§ Extrait:
::::

Entre 1898 et 1903, on dénombre 86 affrontements armés - escarmouches, embuscades - entre Tchetas et troupes ottomanes, ainsi que 21 assassinats de musulmans, ou de collabos des Turcs. En mai 1903, 4 mois avant le soulèvement de la Saint Elie, l’ORIM subit un coup dur : Gotche Deltchev et ses hommes tombent dans une embuscade turque près du village de Banitsa. Deltchev est tué. Coup du sort, le détachement ottoman était commandé par le Major Tewfiq Hussein, l’un des camarades de promotion de Deltchev à l’académie militaire de Sofia.

  Les guérillas de l’ORIM

Les premières unités révolutionnaires ou Tchetas, infiltrées en Macédoine orientale, le sont, en 1895, par les suprématistes(5). Dans les années suivantes, le Comité pro-bulgare en contrôle quatre importantes (entre 50 et 100 combattants) et quelques petites (entre 10 et 20 guerriers) : au total - 800 hommes, équipés d’armes prélevées sur les arsenaux bulgares. En théorie, ces Tchetas n’ont aucune sorte de liaison avec celles de l’ORIM.

A partir de 1897, les Tchetas de l’ORIM s’implantent à leur tour dans les montagnes macédoniennes. Leurs dirigeants, les “Voïvodes”, sont souvent d’anciens bandits d’honneur, ou “Ha´douks”, qui connaissent admirablement les massifs montagneux de la région, notamment ceux qui surplombent les cours de la Drin et du Vardar.

Ces Tchetas sont le bras armé du Comité central de l’ORIM. Elles mènent une guerre de partisans visant les garnisons et les patrouilles turques, les dépôts et arsenaux ottomans, les moyens de communication (télégraphe, téléphone, etc.) et de transport (rail, gares) de l’occupant.
Les Tchetas frappent aussi les propagandistes panserbes et panhellènes, les propriétaires terriens musulmans et les ha´douks albanais ; ils collectent également l’impôt révolutionnaire. Enfin, le Voïvode rend la justice dans les zones “libérées”.

En amont de la guérilla, les Tchetas disposent de leurs propres “écoles militaires”, installées en territoires libérés. En aval, chaque voïvode dispose d’un service de renseignement qui recrute surtout chez les bergers - qui voient tout - et les prêtres - qui circulent beaucoup et qui savent lire et écrire.

::::

§ Liste:

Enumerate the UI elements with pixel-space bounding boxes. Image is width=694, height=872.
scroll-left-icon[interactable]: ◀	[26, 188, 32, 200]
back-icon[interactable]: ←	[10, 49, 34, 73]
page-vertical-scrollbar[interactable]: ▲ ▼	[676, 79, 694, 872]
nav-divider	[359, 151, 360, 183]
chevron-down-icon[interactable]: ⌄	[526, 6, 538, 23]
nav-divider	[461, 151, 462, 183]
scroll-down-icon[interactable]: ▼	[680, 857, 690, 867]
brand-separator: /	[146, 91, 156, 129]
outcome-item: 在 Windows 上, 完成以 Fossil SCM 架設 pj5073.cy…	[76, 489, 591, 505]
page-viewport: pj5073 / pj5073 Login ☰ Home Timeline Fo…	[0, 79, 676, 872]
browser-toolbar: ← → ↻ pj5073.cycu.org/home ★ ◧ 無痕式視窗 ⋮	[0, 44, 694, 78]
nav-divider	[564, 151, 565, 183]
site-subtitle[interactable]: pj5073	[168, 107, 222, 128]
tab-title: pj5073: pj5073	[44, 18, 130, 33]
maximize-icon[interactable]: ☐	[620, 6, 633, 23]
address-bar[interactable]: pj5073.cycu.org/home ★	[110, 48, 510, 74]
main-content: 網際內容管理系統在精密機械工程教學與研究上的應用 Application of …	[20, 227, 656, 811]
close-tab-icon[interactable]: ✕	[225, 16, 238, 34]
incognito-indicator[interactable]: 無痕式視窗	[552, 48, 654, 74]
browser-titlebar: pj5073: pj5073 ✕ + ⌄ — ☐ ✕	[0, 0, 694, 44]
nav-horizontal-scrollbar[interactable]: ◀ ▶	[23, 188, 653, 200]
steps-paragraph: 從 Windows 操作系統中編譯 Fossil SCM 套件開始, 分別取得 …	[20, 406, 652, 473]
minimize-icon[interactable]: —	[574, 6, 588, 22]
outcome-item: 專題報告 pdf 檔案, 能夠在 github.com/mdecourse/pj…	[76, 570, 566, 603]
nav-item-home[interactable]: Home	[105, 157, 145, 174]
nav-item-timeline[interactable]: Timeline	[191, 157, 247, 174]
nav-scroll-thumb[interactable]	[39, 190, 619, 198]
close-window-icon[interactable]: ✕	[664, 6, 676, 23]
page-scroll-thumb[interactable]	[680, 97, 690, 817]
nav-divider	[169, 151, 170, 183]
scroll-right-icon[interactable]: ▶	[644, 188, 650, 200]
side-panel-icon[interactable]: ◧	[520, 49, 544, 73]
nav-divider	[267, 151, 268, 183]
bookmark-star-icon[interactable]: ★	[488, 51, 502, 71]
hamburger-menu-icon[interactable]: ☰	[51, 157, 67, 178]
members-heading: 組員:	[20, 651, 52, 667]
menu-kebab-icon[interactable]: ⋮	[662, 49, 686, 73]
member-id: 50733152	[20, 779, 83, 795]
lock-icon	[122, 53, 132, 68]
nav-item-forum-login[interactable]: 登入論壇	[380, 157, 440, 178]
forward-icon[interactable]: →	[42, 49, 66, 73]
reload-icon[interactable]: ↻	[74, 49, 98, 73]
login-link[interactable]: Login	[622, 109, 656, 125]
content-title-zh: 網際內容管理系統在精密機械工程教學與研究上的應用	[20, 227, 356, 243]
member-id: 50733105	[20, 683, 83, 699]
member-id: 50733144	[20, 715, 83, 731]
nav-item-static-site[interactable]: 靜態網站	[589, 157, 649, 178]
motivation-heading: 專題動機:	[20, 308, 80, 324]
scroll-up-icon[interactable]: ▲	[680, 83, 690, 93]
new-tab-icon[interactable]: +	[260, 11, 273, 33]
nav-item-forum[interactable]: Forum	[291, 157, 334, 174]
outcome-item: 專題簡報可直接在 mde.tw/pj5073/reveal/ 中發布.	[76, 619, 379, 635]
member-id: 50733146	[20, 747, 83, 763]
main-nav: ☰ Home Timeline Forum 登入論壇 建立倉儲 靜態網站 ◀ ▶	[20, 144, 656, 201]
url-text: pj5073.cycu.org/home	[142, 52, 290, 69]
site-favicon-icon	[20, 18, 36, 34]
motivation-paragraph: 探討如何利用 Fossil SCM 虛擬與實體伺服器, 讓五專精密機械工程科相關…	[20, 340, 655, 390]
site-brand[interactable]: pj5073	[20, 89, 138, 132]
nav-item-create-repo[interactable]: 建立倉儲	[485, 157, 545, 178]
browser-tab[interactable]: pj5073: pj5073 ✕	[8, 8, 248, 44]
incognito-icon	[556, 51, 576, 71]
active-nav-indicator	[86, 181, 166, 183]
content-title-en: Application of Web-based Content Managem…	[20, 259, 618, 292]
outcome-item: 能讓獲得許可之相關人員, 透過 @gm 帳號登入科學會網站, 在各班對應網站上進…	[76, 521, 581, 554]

::::

§ Consigne: Transcrivez mot pour mot le passage de l'extrait sur les guérillas macédoniennes, de « A partir de » à « gares) de l’occupant. ». La liste est un document à part, distinct de l'extrait.

§ Réponse:
A partir de 1897, les Tchetas de l’ORIM s’implantent à leur tour dans les montagnes macédoniennes. Leurs dirigeants, les “Voïvodes”, sont souvent d’anciens bandits d’honneur, ou “Ha´douks”, qui connaissent admirablement les massifs montagneux de la région, notamment ceux qui surplombent les cours de la Drin et du Vardar.

Ces Tchetas sont le bras armé du Comité central de l’ORIM. Elles mènent une guerre de partisans visant les garnisons et les patrouilles turques, les dépôts et arsenaux ottomans, les moyens de communication (télégraphe, téléphone, etc.) et de transport (rail, gares) de l’occupant.